> **Extracted material**
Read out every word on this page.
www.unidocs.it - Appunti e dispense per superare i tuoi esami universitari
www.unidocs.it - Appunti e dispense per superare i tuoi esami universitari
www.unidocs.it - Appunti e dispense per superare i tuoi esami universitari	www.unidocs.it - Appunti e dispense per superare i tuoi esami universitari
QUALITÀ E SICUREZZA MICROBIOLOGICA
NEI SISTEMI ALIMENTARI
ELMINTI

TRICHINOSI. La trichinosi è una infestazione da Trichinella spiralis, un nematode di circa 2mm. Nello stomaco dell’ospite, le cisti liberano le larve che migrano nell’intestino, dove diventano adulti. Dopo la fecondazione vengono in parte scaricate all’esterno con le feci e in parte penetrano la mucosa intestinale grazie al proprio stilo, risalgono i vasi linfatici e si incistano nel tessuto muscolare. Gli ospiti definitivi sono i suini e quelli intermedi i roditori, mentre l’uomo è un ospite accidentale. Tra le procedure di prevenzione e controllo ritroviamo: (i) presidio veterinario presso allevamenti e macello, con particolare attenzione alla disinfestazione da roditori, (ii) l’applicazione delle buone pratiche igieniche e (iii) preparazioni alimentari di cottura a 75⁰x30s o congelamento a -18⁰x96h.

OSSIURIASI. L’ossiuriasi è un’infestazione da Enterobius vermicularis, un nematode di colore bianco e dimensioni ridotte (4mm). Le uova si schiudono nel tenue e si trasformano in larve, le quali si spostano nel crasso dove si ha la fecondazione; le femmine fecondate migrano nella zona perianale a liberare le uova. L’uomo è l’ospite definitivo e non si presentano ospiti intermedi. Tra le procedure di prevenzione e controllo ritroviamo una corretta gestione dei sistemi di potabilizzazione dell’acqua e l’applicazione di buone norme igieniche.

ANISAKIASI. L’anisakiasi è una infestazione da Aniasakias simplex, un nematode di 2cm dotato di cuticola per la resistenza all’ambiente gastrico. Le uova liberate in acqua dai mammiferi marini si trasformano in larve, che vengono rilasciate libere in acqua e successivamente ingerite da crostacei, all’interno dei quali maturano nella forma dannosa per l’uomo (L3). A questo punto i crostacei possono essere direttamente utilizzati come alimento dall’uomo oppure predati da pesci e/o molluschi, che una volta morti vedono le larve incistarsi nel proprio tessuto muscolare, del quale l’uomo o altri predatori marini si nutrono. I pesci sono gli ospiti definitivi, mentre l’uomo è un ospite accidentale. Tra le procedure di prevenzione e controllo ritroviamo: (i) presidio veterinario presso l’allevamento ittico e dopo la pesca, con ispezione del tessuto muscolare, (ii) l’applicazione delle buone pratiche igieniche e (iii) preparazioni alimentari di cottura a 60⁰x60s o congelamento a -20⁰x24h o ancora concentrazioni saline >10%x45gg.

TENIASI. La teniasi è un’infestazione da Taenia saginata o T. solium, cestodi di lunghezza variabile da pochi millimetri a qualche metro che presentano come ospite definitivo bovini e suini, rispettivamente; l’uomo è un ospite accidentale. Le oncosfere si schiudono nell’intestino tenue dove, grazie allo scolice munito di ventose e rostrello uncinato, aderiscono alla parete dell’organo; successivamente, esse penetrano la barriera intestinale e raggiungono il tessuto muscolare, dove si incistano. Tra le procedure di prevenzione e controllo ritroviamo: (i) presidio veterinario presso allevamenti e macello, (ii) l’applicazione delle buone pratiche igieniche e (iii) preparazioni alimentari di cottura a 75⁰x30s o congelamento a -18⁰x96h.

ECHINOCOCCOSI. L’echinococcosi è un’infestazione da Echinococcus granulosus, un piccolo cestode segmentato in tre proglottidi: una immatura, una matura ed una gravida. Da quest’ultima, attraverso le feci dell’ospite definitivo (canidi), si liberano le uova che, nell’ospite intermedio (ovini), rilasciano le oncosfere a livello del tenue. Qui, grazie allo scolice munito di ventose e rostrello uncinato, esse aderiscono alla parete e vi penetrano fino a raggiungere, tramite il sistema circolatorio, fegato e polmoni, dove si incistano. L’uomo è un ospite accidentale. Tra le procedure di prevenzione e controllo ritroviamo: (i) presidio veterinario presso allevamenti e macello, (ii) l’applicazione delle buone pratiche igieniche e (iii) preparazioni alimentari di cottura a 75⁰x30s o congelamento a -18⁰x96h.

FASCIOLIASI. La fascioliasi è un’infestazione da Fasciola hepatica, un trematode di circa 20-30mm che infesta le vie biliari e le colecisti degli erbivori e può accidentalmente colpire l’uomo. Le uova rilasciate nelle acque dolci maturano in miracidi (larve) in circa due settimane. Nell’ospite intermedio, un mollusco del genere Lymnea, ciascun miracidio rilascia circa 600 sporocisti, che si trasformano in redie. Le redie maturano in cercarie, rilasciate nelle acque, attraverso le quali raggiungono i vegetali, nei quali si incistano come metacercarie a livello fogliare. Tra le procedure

> **What is being asked**
Show every line of the listing in which the string "migrano" can be found.

> **Full response**
TRICHINOSI. La trichinosi è una infestazione da Trichinella spiralis, un nematode di circa 2mm. Nello stomaco dell’ospite, le cisti liberano le larve che migrano nell’intestino, dove diventano adulti. Dopo la fecondazione vengono in parte scaricate all’esterno con le feci e in parte penetrano la mucosa intestinale grazie al proprio stilo, risalgono i vasi linfatici e si incistano nel tessuto muscolare. Gli ospiti definitivi sono i suini e quelli intermedi i roditori, mentre l’uomo è un ospite accidentale. Tra le procedure di prevenzione e controllo ritroviamo: (i) presidio veterinario presso allevamenti e macello, con particolare attenzione alla disinfestazione da roditori, (ii) l’applicazione delle buone pratiche igieniche e (iii) preparazioni alimentari di cottura a 75⁰x30s o congelamento a -18⁰x96h.
OSSIURIASI. L’ossiuriasi è un’infestazione da Enterobius vermicularis, un nematode di colore bianco e dimensioni ridotte (4mm). Le uova si schiudono nel tenue e si trasformano in larve, le quali si spostano nel crasso dove si ha la fecondazione; le femmine fecondate migrano nella zona perianale a liberare le uova. L’uomo è l’ospite definitivo e non si presentano ospiti intermedi. Tra le procedure di prevenzione e controllo ritroviamo una corretta gestione dei sistemi di potabilizzazione dell’acqua e l’applicazione di buone norme igieniche.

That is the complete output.